── EXERCISE INPUTS ──
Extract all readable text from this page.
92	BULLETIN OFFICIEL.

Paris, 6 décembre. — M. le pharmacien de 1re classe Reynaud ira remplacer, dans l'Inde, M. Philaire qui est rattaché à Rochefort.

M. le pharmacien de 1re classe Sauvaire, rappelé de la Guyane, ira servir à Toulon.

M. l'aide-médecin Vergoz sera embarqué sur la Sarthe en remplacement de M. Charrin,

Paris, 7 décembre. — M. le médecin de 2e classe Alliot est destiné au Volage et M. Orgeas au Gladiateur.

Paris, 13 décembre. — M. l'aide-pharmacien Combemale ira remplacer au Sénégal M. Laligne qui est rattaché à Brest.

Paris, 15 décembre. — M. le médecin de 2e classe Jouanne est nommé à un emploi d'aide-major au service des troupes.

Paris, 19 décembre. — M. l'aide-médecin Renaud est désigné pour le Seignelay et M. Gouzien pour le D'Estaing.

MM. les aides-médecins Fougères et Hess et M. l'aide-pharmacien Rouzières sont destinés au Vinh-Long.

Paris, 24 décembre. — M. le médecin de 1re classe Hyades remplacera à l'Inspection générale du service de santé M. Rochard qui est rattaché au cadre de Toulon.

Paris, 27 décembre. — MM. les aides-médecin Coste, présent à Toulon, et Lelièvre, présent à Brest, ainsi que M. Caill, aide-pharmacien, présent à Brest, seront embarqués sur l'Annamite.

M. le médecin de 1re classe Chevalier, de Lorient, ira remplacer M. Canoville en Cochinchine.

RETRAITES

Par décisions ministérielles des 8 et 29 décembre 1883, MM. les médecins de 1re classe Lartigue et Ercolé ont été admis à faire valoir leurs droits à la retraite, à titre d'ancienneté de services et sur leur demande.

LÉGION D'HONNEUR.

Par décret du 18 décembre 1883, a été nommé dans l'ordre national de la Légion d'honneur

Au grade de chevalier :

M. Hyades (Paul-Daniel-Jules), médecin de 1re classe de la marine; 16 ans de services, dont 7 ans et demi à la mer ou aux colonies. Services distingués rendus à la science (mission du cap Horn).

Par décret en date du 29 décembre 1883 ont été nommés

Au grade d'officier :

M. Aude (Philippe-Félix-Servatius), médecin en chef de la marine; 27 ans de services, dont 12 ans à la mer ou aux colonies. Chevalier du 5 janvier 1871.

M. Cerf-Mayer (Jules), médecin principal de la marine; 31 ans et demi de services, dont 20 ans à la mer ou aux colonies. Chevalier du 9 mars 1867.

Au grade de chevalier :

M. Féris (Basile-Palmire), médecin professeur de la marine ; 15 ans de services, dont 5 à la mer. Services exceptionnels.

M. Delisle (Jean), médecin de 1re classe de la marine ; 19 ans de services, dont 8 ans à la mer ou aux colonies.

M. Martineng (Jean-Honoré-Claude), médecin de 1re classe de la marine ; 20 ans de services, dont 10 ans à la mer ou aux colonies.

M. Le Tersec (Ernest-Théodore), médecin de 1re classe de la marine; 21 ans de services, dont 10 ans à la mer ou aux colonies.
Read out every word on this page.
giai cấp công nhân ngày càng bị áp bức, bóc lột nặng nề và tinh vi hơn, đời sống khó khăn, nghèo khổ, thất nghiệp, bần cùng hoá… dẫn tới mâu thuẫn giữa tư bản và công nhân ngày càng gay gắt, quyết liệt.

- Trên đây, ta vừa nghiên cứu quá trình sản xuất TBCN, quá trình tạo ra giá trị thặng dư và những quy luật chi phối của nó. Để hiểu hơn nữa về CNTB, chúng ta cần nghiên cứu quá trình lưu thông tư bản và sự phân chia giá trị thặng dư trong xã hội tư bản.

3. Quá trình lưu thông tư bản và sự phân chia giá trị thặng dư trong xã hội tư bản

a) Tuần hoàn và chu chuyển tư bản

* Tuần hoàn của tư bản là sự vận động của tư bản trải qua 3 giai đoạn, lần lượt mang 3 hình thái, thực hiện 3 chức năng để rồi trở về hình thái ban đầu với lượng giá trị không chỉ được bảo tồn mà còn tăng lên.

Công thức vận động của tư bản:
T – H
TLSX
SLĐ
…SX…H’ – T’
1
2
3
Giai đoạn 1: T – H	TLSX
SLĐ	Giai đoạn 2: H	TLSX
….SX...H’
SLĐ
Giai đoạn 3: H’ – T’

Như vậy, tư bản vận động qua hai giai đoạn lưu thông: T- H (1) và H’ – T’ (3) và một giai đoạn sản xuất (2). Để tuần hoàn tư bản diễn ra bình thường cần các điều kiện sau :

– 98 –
───
- TASK DIRECTIONS -
Check every line in the material above for the string "demi", then give only the number of lines that have it.

- EXPECTED OUTPUT -
2